> **Do this**
Lines holding the string "open" are the ones to copy; find them all in the data.
● ● ● ●
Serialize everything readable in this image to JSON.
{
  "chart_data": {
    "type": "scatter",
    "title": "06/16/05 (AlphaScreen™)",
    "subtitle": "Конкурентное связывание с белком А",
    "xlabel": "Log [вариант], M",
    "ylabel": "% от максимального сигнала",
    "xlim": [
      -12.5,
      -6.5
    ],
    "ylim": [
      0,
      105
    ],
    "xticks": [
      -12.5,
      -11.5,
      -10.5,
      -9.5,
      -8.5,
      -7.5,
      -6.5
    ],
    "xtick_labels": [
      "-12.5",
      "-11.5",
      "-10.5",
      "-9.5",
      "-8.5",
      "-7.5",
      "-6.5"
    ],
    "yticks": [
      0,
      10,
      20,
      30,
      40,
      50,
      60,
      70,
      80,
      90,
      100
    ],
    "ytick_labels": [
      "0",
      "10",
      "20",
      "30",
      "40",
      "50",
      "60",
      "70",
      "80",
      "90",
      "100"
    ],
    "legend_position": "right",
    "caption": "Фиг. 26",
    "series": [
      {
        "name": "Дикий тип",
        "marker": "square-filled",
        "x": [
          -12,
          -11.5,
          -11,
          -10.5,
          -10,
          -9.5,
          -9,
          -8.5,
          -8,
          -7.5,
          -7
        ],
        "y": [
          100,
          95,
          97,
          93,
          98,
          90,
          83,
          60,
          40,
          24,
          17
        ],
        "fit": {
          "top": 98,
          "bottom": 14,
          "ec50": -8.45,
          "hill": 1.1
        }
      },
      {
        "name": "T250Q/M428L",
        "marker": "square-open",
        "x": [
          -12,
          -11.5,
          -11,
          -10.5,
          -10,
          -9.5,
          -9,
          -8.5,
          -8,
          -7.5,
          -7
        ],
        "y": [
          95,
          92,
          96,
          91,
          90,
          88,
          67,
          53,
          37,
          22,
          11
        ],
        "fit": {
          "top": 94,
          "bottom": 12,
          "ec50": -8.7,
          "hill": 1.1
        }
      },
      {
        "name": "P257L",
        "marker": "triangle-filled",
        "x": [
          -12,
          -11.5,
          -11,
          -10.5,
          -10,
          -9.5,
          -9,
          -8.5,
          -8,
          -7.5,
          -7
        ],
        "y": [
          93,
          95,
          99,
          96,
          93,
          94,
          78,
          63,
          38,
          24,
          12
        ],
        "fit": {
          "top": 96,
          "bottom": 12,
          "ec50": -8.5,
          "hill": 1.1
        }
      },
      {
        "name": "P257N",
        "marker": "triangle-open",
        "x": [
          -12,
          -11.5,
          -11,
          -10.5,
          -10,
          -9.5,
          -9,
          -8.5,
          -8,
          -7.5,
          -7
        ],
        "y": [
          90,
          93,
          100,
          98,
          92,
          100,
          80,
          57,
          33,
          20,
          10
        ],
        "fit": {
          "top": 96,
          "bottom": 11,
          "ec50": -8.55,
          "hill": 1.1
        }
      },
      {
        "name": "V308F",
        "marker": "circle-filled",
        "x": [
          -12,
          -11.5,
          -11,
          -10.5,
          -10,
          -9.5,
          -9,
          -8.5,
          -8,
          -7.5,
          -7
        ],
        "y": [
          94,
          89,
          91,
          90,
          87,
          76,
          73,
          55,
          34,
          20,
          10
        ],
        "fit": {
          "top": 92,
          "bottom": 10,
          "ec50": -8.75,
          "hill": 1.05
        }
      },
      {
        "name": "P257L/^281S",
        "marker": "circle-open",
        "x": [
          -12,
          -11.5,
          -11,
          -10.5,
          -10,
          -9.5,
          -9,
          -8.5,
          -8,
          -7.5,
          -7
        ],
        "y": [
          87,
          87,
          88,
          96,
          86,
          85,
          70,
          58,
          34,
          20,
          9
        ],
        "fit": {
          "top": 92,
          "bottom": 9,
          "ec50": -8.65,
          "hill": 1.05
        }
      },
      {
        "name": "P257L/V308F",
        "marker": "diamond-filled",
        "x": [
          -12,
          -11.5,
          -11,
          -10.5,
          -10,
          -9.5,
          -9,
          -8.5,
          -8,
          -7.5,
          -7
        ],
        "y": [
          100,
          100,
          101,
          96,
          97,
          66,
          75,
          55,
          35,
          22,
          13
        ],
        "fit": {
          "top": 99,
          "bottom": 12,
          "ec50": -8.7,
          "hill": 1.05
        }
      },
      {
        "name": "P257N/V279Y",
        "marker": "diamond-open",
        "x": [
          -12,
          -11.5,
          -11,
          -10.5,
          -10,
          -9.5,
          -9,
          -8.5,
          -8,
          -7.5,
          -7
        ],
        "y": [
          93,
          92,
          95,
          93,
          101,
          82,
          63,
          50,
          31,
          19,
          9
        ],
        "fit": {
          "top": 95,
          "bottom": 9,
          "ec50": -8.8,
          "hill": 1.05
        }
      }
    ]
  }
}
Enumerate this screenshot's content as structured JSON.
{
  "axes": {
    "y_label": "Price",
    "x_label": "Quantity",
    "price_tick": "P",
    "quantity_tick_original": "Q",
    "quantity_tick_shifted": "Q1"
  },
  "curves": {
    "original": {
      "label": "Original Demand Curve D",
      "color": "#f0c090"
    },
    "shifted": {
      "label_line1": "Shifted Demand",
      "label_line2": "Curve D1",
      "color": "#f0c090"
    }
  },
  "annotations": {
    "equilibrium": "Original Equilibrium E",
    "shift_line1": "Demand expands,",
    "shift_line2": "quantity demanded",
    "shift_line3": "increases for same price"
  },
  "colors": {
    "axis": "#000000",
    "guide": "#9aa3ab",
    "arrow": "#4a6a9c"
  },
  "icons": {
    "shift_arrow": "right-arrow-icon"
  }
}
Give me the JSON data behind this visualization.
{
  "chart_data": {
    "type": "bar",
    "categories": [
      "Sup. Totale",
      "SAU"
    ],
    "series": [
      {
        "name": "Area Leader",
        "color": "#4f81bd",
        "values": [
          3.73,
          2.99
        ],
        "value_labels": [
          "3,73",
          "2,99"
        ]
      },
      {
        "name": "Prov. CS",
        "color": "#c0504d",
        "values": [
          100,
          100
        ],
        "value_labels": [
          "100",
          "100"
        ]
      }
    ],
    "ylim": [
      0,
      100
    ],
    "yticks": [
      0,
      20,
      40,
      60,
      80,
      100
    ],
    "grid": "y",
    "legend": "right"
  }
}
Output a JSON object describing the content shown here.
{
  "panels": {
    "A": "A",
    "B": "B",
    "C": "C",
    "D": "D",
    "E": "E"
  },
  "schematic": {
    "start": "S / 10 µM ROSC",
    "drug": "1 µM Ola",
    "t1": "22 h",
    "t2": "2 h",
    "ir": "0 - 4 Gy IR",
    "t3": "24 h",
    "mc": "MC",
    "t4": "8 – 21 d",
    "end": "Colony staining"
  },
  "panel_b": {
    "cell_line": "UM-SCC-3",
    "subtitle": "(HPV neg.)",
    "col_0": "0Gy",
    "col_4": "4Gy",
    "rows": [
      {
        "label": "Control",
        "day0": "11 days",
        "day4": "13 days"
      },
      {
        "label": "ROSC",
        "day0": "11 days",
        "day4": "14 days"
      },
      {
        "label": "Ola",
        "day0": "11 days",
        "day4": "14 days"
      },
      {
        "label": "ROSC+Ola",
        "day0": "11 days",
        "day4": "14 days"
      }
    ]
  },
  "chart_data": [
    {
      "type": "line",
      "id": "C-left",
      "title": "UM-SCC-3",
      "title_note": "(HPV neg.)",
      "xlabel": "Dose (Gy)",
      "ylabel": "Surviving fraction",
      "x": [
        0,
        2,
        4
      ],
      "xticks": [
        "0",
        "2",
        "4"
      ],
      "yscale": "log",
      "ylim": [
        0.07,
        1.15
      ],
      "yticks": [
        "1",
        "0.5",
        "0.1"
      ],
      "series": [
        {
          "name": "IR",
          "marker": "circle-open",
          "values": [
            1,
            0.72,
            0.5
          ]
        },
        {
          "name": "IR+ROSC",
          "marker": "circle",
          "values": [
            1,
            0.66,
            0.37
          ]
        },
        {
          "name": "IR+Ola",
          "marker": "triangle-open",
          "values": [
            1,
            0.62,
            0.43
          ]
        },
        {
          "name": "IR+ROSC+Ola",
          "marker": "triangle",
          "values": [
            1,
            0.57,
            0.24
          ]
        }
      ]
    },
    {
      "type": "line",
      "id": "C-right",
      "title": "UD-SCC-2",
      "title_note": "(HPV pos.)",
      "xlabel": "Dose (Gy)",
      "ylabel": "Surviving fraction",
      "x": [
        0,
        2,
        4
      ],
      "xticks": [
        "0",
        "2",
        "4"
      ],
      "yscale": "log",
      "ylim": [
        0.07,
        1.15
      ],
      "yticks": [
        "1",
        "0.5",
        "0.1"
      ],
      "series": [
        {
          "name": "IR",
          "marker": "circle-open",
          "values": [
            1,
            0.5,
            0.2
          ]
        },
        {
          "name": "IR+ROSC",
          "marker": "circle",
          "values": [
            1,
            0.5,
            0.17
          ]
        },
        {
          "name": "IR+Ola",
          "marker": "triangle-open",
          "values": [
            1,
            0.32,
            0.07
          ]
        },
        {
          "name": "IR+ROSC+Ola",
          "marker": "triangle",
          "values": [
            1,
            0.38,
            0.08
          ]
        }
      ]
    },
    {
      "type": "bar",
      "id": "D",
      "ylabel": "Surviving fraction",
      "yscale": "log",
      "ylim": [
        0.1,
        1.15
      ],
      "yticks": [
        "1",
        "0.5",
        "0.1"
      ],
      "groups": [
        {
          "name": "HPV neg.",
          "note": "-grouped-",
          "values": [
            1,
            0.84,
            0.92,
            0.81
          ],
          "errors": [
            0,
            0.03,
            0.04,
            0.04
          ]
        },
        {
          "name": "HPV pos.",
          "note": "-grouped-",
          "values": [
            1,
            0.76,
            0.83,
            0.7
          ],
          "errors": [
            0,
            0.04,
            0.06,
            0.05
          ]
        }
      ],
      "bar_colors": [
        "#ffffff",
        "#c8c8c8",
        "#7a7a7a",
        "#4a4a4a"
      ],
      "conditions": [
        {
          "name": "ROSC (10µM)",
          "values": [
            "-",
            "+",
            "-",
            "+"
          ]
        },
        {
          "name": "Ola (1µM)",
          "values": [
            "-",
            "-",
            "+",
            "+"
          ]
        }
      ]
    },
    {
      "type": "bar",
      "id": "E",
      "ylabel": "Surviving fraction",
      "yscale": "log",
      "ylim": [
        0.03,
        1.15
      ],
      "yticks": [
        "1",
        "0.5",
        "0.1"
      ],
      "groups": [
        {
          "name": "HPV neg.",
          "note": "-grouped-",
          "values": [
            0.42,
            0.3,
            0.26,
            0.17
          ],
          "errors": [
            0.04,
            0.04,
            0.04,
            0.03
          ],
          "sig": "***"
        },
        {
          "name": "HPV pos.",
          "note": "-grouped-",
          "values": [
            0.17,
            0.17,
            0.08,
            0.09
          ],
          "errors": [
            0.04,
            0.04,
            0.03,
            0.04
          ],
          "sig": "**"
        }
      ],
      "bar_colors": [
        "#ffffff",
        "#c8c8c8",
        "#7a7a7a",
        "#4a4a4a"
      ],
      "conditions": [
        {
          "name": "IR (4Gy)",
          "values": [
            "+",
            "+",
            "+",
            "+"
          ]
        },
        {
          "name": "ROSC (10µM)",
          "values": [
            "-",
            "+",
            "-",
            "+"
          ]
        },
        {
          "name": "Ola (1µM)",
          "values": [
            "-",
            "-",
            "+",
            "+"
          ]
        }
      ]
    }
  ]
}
● ● ● ●
> **Reply to the task**
        "marker": "square-open",
        "marker": "triangle-open",
        "marker": "circle-open",
        "marker": "diamond-open",
          "marker": "circle-open",
          "marker": "triangle-open",
          "marker": "circle-open",
          "marker": "triangle-open",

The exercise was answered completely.